=== Data to process ===
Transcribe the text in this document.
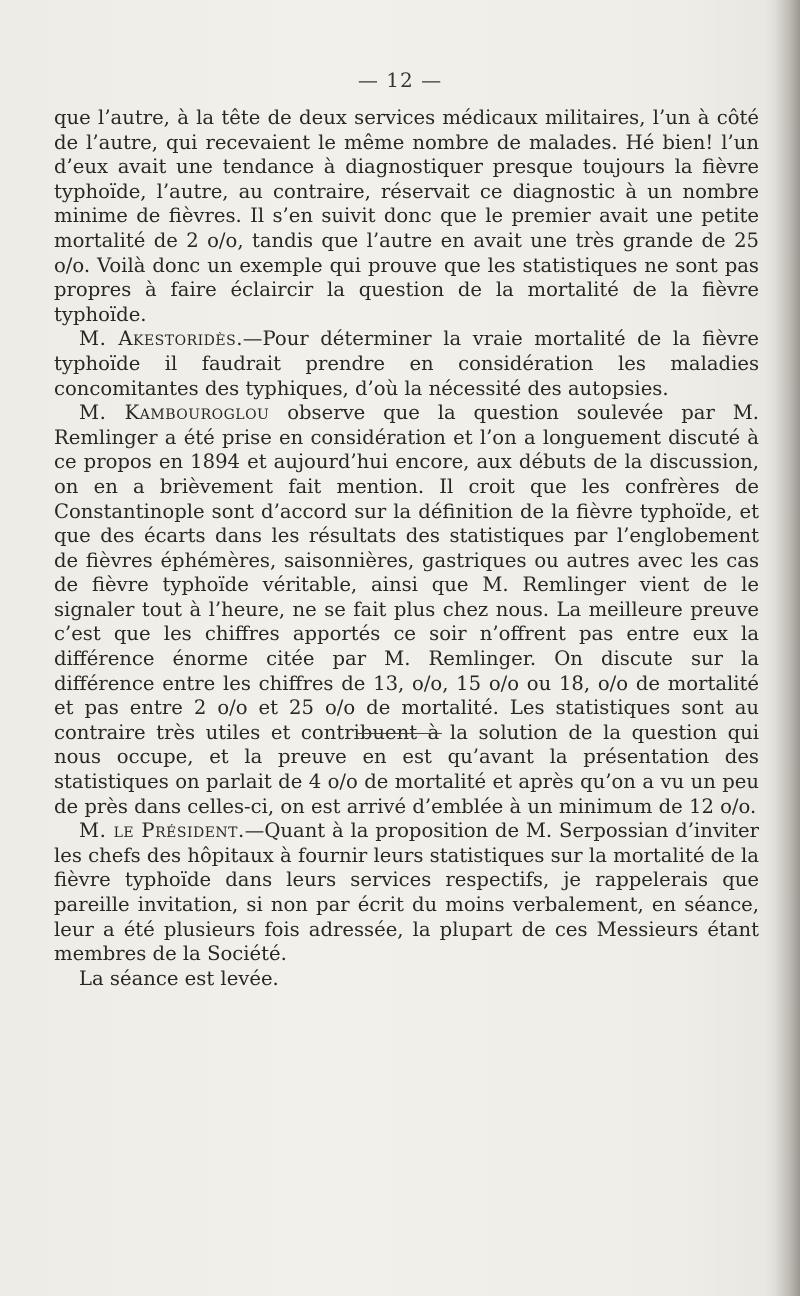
— 12 —

que l’autre, à la tête de deux services médicaux militaires, l’un à côté de l’autre, qui recevaient le même nombre de malades. Hé bien! l’un d’eux avait une tendance à diagnostiquer presque toujours la fièvre typhoïde, l’autre, au contraire, réservait ce diagnostic à un nombre minime de fièvres. Il s’en suivit donc que le premier avait une petite mortalité de 2 o/o, tandis que l’autre en avait une très grande de 25 o/o. Voilà donc un exemple qui prouve que les statistiques ne sont pas propres à faire éclaircir la question de la mortalité de la fièvre typhoïde.

M. Akestoridès.—Pour déterminer la vraie mortalité de la fièvre typhoïde il faudrait prendre en considération les maladies concomitantes des typhiques, d’où la nécessité des autopsies.

M. Kambouroglou observe que la question soulevée par M. Remlinger a été prise en considération et l’on a longuement discuté à ce propos en 1894 et aujourd’hui encore, aux débuts de la discussion, on en a brièvement fait mention. Il croit que les confrères de Constantinople sont d’accord sur la définition de la fièvre typhoïde, et que des écarts dans les résultats des statistiques par l’englobement de fièvres éphémères, saisonnières, gastriques ou autres avec les cas de fièvre typhoïde véritable, ainsi que M. Remlinger vient de le signaler tout à l’heure, ne se fait plus chez nous. La meilleure preuve c’est que les chiffres apportés ce soir n’offrent pas entre eux la différence énorme citée par M. Remlinger. On discute sur la différence entre les chiffres de 13, o/o, 15 o/o ou 18, o/o de mortalité et pas entre 2 o/o et 25 o/o de mortalité. Les statistiques sont au contraire très utiles et contribuent à la solution de la question qui nous occupe, et la preuve en est qu’avant la présentation des statistiques on parlait de 4 o/o de mortalité et après qu’on a vu un peu de près dans celles-ci, on est arrivé d’emblée à un minimum de 12 o/o.

M. le Président.—Quant à la proposition de M. Serpossian d’inviter les chefs des hôpitaux à fournir leurs statistiques sur la mortalité de la fièvre typhoïde dans leurs services respectifs, je rappelerais que pareille invitation, si non par écrit du moins verbalement, en séance, leur a été plusieurs fois adressée, la plupart de ces Messieurs étant membres de la Société.

La séance est levée.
===
Given task => Extract from the data every line where "services" shows up.

Solution to the problem =>
que l’autre, à la tête de deux services médicaux militaires, l’un à côté de l’autre, qui recevaient le même nombre de malades. Hé bien! l’un d’eux avait une tendance à diagnostiquer presque toujours la fièvre typhoïde, l’autre, au contraire, réservait ce diagnostic à un nombre minime de fièvres. Il s’en suivit donc que le premier avait une petite mortalité de 2 o/o, tandis que l’autre en avait une très grande de 25 o/o. Voilà donc un exemple qui prouve que les statistiques ne sont pas propres à faire éclaircir la question de la mortalité de la fièvre typhoïde.
M. le Président.—Quant à la proposition de M. Serpossian d’inviter les chefs des hôpitaux à fournir leurs statistiques sur la mortalité de la fièvre typhoïde dans leurs services respectifs, je rappelerais que pareille invitation, si non par écrit du moins verbalement, en séance, leur a été plusieurs fois adressée, la plupart de ces Messieurs étant membres de la Société.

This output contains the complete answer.